» Excerpt
Indeed, the same safeguards afforded to prevent the arbitrary removal of an IGP applies to the Attorney General. This week, we saw the curious sight of the Attorney General ordering the arrest of a High Court judge over telephone conversations that he had with parliamentarian Ranjan Ramanayake. Almost immediately thereafter, lawyers protested in Hulfsdorp against that direction, saying that the direction to arrrest was arbitrary. Questions raised in this regard are certainly thought provoking.

At the very least, if the direction to arrest was based on phone conversations indicating that ‘political influence’ had led to a judicial officer doing an improper act or abstaining from doing such act, that same logic must apply elsewhere, also in instances of improprieties. For example, the interdicted former Director General of the Bribery and Corruption Commission had been recorded not once but twice in such conversations. In the first of these conversations, we have her virtually pleading with the key suspect in the Avant Garde floating armoury scandal to ‘understand’ why she went ahead with the decision to prosecute. But it appears that the prosecutorial hand is slow to respond in that instance.

Same principle to be followed in general

Following upon this direction to arrest the interdicted High Court judge by the Attorney General, the public was then informed in a further curious development that the Acting IGP had constituted a five-member committee comprising three Deputy Inspector Generals to examine the direction in the context of the case filed in the Magistrate’s court over Ramanayake’s leaked phone recordings. This caution is commendable. In fact, perhaps a permanent committee must review prosecutorial orders to arrest individuals, given the daily doses of shock and awe that Sri Lankans are being subjected to.

» Given entries

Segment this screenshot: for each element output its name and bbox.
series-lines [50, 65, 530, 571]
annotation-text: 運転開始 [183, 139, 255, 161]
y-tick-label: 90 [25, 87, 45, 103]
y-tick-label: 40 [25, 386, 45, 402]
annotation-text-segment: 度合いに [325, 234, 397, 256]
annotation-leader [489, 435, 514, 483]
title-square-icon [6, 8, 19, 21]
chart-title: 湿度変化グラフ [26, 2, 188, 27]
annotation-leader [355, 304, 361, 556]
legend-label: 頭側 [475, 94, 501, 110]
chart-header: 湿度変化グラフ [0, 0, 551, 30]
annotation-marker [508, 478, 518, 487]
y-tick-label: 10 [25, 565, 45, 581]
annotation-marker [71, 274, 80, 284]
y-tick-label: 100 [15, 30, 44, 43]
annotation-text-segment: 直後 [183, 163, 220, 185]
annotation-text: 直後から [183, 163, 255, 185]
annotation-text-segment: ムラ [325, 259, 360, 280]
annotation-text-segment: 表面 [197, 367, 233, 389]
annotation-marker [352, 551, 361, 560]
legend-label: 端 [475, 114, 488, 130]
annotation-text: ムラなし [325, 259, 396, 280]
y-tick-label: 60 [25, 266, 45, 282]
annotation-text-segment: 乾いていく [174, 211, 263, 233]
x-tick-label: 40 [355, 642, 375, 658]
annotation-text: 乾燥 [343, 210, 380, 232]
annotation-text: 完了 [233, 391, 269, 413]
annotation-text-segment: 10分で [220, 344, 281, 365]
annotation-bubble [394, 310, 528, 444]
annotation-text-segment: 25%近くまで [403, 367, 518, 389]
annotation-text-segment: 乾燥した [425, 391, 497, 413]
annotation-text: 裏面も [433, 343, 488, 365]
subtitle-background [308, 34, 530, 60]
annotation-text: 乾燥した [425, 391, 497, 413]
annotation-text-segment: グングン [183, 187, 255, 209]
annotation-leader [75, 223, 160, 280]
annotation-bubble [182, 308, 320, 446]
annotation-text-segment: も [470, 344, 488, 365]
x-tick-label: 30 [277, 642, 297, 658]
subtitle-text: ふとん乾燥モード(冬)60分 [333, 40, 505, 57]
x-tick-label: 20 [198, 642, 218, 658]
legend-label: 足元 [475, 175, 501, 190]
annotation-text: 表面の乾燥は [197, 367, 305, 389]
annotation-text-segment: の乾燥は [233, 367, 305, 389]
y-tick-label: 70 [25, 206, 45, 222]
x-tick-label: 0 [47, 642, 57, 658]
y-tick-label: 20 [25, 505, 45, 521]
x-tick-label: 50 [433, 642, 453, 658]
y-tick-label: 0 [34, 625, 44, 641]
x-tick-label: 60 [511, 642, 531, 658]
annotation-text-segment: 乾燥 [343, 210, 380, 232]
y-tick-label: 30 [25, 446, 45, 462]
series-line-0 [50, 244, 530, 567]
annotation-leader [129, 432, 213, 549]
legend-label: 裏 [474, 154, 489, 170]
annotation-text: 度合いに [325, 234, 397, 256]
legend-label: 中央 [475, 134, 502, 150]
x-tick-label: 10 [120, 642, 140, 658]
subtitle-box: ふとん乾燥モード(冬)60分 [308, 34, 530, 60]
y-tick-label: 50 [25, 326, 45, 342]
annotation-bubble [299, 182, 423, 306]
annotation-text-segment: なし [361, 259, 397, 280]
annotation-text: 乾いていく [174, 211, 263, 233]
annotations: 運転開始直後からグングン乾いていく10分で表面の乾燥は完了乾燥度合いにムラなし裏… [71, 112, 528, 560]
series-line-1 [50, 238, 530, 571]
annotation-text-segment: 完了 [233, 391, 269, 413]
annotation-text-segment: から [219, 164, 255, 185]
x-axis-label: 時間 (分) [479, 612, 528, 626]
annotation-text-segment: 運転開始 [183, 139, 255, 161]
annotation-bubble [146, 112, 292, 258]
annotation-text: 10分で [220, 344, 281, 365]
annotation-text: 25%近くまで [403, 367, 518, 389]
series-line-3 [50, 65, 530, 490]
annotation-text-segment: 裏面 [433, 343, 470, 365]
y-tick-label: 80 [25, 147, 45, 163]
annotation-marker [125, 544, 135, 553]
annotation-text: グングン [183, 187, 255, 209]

» Aim of the task
Copy out the excerpt on the Attorney General's arrest order starting at "Following upon this" and ending at "being subjected to.", swapping "Acting IGP" for "Acting Inspector General of Police". The records are separate material and are unrelated to the excerpt.

» Task response
Following upon this direction to arrest the interdicted High Court judge by the Attorney General, the public was then informed in a further curious development that the Acting Inspector General of Police had constituted a five-member committee comprising three Deputy Inspector Generals to examine the direction in the context of the case filed in the Magistrate’s court over Ramanayake’s leaked phone recordings. This caution is commendable. In fact, perhaps a permanent committee must review prosecutorial orders to arrest individuals, given the daily doses of shock and awe that Sri Lankans are being subjected to.